* **Record extracts**:
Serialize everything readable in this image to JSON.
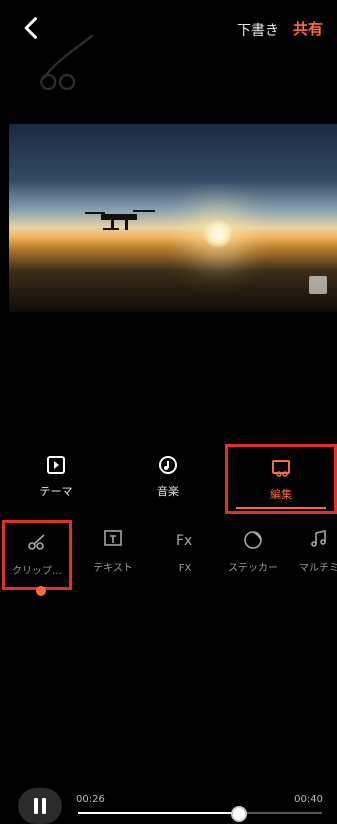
{
  "header": {
    "back_icon": "chevron-left-icon",
    "draft_label": "下書き",
    "share_label": "共有",
    "accent_color": "#ff6a3d"
  },
  "player": {
    "current_time": "00:26",
    "total_time": "00:40",
    "progress": 0.65
  },
  "tabs": [
    {
      "label": "テーマ",
      "icon": "theme-icon"
    },
    {
      "label": "音楽",
      "icon": "music-icon"
    },
    {
      "label": "編集",
      "icon": "edit-icon",
      "active": true
    }
  ],
  "tools": [
    {
      "label": "クリップ…",
      "icon": "scissors-icon",
      "selected": true
    },
    {
      "label": "テキスト",
      "icon": "text-icon"
    },
    {
      "label": "FX",
      "icon": "fx-icon"
    },
    {
      "label": "ステッカー",
      "icon": "sticker-icon"
    },
    {
      "label": "マルチミ",
      "icon": "music-note-icon"
    }
  ]
}
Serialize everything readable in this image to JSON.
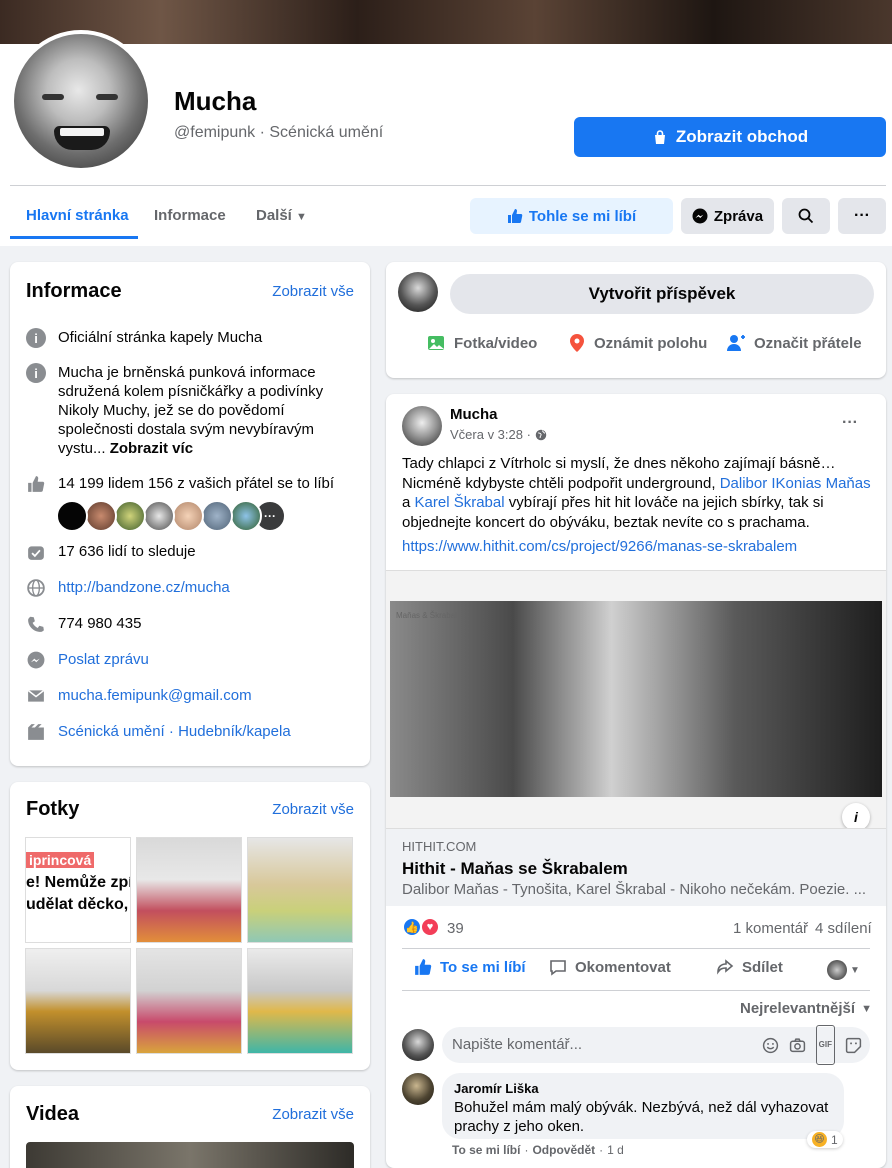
{
  "page": {
    "name": "Mucha",
    "subtitle": "@femipunk · Scénická umění",
    "shop_button": "Zobrazit obchod"
  },
  "tabs": [
    "Hlavní stránka",
    "Informace",
    "Další"
  ],
  "actions": {
    "like": "Tohle se mi líbí",
    "message": "Zpráva",
    "more": "···"
  },
  "about": {
    "title": "Informace",
    "see_all": "Zobrazit vše",
    "official": "Oficiální stránka kapely Mucha",
    "description": "Mucha je brněnská punková informace sdružená kolem písničkářky a podivínky Nikoly Muchy, jež se do povědomí společnosti dostala svým nevybíravým vystu...",
    "see_more": "Zobrazit víc",
    "likes": "14 199 lidem 156 z vašich přátel se to líbí",
    "followers": "17 636 lidí to sleduje",
    "website": "http://bandzone.cz/mucha",
    "phone": "774 980 435",
    "send_message": "Poslat zprávu",
    "email": "mucha.femipunk@gmail.com",
    "category_1": "Scénická umění",
    "category_sep": " · ",
    "category_2": "Hudebník/kapela"
  },
  "photos": {
    "title": "Fotky",
    "see_all": "Zobrazit vše",
    "thumb_text_1": "iprincová",
    "thumb_text_2": "e! Nemůže zpív",
    "thumb_text_3": "udělat děcko, a"
  },
  "videos": {
    "title": "Videa",
    "see_all": "Zobrazit vše"
  },
  "composer": {
    "placeholder": "Vytvořit příspěvek",
    "photo_video": "Fotka/video",
    "check_in": "Oznámit polohu",
    "tag_friends": "Označit přátele"
  },
  "post": {
    "author": "Mucha",
    "time": "Včera v 3:28 ·",
    "text_1": "Tady chlapci z Vítrholc si myslí, že dnes někoho zajímají básně…",
    "text_2": "Nicméně kdybyste chtěli podpořit underground, ",
    "mention_1": "Dalibor IKonias Maňas",
    "text_3": " a ",
    "mention_2": "Karel Škrabal",
    "text_4": " vybírají přes hit hit lováče na jejich sbírky, tak si objednejte koncert do obýváku, beztak nevíte co s prachama.",
    "url": "https://www.hithit.com/cs/project/9266/manas-se-skrabalem",
    "preview_caption_left": "Maňas & Škrabal",
    "link_domain": "HITHIT.COM",
    "link_title": "Hithit - Maňas se Škrabalem",
    "link_desc": "Dalibor Maňas - Tynošita, Karel Škrabal - Nikoho nečekám. Poezie. ...",
    "info_icon": "i",
    "reactions_count": "39",
    "comments_count": "1 komentář",
    "shares_count": "4 sdílení",
    "like_action": "To se mi líbí",
    "comment_action": "Okomentovat",
    "share_action": "Sdílet",
    "sort": "Nejrelevantnější",
    "comment_placeholder": "Napište komentář...",
    "gif": "GIF"
  },
  "comment": {
    "author": "Jaromír Liška",
    "text": "Bohužel mám malý obývák. Nezbývá, než dál vyhazovat prachy z jeho oken.",
    "like": "To se mi líbí",
    "reply": "Odpovědět",
    "time": "1 d",
    "reaction_count": "1"
  },
  "colors": {
    "accent": "#1877f2",
    "link": "#216fdb",
    "secondary_text": "#65676b",
    "background": "#f0f2f5"
  }
}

* **Objective**:
Quote in full the listing given above; the images are to be left out.

* **Problem solution**:
Serialize everything readable in this image to JSON.
{
  "header": {
    "back_icon": "chevron-left-icon",
    "draft_label": "下書き",
    "share_label": "共有",
    "accent_color": "#ff6a3d"
  },
  "player": {
    "current_time": "00:26",
    "total_time": "00:40",
    "progress": 0.65
  },
  "tabs": [
    {
      "label": "テーマ",
      "icon": "theme-icon"
    },
    {
      "label": "音楽",
      "icon": "music-icon"
    },
    {
      "label": "編集",
      "icon": "edit-icon",
      "active": true
    }
  ],
  "tools": [
    {
      "label": "クリップ…",
      "icon": "scissors-icon",
      "selected": true
    },
    {
      "label": "テキスト",
      "icon": "text-icon"
    },
    {
      "label": "FX",
      "icon": "fx-icon"
    },
    {
      "label": "ステッカー",
      "icon": "sticker-icon"
    },
    {
      "label": "マルチミ",
      "icon": "music-note-icon"
    }
  ]
}
Serialize everything readable in this image to JSON.
{
  "page": {
    "name": "Mucha",
    "subtitle": "@femipunk · Scénická umění",
    "shop_button": "Zobrazit obchod"
  },
  "tabs": [
    "Hlavní stránka",
    "Informace",
    "Další"
  ],
  "actions": {
    "like": "Tohle se mi líbí",
    "message": "Zpráva",
    "more": "···"
  },
  "about": {
    "title": "Informace",
    "see_all": "Zobrazit vše",
    "official": "Oficiální stránka kapely Mucha",
    "description": "Mucha je brněnská punková informace sdružená kolem písničkářky a podivínky Nikoly Muchy, jež se do povědomí společnosti dostala svým nevybíravým vystu...",
    "see_more": "Zobrazit víc",
    "likes": "14 199 lidem 156 z vašich přátel se to líbí",
    "followers": "17 636 lidí to sleduje",
    "website": "http://bandzone.cz/mucha",
    "phone": "774 980 435",
    "send_message": "Poslat zprávu",
    "email": "mucha.femipunk@gmail.com",
    "category_1": "Scénická umění",
    "category_sep": " · ",
    "category_2": "Hudebník/kapela"
  },
  "photos": {
    "title": "Fotky",
    "see_all": "Zobrazit vše",
    "thumb_text_1": "iprincová",
    "thumb_text_2": "e! Nemůže zpív",
    "thumb_text_3": "udělat děcko, a"
  },
  "videos": {
    "title": "Videa",
    "see_all": "Zobrazit vše"
  },
  "composer": {
    "placeholder": "Vytvořit příspěvek",
    "photo_video": "Fotka/video",
    "check_in": "Oznámit polohu",
    "tag_friends": "Označit přátele"
  },
  "post": {
    "author": "Mucha",
    "time": "Včera v 3:28 ·",
    "text_1": "Tady chlapci z Vítrholc si myslí, že dnes někoho zajímají básně…",
    "text_2": "Nicméně kdybyste chtěli podpořit underground, ",
    "mention_1": "Dalibor IKonias Maňas",
    "text_3": " a ",
    "mention_2": "Karel Škrabal",
    "text_4": " vybírají přes hit hit lováče na jejich sbírky, tak si objednejte koncert do obýváku, beztak nevíte co s prachama.",
    "url": "https://www.hithit.com/cs/project/9266/manas-se-skrabalem",
    "preview_caption_left": "Maňas & Škrabal",
    "link_domain": "HITHIT.COM",
    "link_title": "Hithit - Maňas se Škrabalem",
    "link_desc": "Dalibor Maňas - Tynošita, Karel Škrabal - Nikoho nečekám. Poezie. ...",
    "info_icon": "i",
    "reactions_count": "39",
    "comments_count": "1 komentář",
    "shares_count": "4 sdílení",
    "like_action": "To se mi líbí",
    "comment_action": "Okomentovat",
    "share_action": "Sdílet",
    "sort": "Nejrelevantnější",
    "comment_placeholder": "Napište komentář...",
    "gif": "GIF"
  },
  "comment": {
    "author": "Jaromír Liška",
    "text": "Bohužel mám malý obývák. Nezbývá, než dál vyhazovat prachy z jeho oken.",
    "like": "To se mi líbí",
    "reply": "Odpovědět",
    "time": "1 d",
    "reaction_count": "1"
  },
  "colors": {
    "accent": "#1877f2",
    "link": "#216fdb",
    "secondary_text": "#65676b",
    "background": "#f0f2f5"
  }
}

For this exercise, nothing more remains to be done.